PROMPT | Gather all lines in the entries below that include the word "ffffff".

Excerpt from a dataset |
┌────────
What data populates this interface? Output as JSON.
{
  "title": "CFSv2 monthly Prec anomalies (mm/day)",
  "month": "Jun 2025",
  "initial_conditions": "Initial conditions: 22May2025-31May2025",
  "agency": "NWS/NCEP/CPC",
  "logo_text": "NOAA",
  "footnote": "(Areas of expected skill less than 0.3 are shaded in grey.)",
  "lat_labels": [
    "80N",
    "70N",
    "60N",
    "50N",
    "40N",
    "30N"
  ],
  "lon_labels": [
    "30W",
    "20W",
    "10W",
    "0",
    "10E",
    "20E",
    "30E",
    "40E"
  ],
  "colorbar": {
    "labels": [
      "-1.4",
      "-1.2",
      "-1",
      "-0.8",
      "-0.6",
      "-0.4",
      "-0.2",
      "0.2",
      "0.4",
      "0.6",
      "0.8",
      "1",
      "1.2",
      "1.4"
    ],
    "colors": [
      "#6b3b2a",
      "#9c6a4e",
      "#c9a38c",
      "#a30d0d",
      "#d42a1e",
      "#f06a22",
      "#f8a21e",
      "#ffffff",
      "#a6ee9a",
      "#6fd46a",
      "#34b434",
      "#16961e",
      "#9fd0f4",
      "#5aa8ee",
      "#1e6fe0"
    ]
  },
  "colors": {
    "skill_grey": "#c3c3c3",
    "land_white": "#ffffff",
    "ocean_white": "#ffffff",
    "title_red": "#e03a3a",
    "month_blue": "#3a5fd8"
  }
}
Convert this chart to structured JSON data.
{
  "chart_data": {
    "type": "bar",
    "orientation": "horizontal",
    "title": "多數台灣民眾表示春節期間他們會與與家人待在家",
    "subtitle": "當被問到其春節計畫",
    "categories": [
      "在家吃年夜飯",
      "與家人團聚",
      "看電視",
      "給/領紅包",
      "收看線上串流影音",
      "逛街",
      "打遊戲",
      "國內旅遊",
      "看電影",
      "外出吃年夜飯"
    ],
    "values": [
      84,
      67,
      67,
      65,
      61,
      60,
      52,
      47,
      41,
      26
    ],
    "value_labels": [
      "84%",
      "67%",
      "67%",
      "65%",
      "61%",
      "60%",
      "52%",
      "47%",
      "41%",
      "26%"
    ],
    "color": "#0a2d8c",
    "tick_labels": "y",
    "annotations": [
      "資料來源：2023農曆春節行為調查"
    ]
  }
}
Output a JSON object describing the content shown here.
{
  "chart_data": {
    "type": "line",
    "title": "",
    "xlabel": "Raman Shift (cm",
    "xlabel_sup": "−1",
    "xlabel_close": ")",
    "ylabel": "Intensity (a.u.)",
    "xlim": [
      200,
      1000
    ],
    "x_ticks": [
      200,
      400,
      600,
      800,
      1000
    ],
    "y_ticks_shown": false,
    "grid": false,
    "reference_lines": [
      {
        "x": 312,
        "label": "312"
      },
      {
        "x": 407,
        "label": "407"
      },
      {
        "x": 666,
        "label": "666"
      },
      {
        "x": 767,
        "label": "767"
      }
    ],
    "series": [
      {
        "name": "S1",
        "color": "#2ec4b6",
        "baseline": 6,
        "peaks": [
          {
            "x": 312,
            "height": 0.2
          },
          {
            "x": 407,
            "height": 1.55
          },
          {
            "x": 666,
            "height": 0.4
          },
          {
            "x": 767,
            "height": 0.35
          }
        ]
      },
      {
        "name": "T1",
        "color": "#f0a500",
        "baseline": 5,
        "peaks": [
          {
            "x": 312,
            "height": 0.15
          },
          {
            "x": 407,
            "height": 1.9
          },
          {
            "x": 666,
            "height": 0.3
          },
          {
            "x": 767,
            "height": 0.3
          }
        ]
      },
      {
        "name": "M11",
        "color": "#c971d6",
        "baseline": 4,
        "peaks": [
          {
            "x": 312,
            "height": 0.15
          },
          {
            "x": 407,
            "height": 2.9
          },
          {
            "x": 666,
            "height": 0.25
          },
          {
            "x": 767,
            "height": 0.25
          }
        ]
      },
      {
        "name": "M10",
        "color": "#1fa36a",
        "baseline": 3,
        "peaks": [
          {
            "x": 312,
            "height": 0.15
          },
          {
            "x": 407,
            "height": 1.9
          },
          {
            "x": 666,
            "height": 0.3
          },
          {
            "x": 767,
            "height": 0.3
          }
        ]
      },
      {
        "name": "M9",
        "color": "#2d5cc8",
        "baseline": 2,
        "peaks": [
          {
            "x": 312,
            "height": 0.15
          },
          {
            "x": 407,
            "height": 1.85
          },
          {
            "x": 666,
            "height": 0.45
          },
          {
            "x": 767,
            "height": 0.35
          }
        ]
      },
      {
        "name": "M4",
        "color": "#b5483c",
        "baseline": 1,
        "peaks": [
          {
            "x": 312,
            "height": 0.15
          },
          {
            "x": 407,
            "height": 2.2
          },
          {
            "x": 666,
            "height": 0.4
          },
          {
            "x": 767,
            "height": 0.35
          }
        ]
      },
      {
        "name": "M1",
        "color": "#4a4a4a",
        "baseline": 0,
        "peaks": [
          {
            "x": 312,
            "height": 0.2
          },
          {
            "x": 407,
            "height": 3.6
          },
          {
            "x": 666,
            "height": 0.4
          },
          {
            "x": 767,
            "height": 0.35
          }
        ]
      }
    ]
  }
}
└────────
RESULT FOR THIS EXERCISE |
      "#ffffff",
    "land_white": "#ffffff",
    "ocean_white": "#ffffff",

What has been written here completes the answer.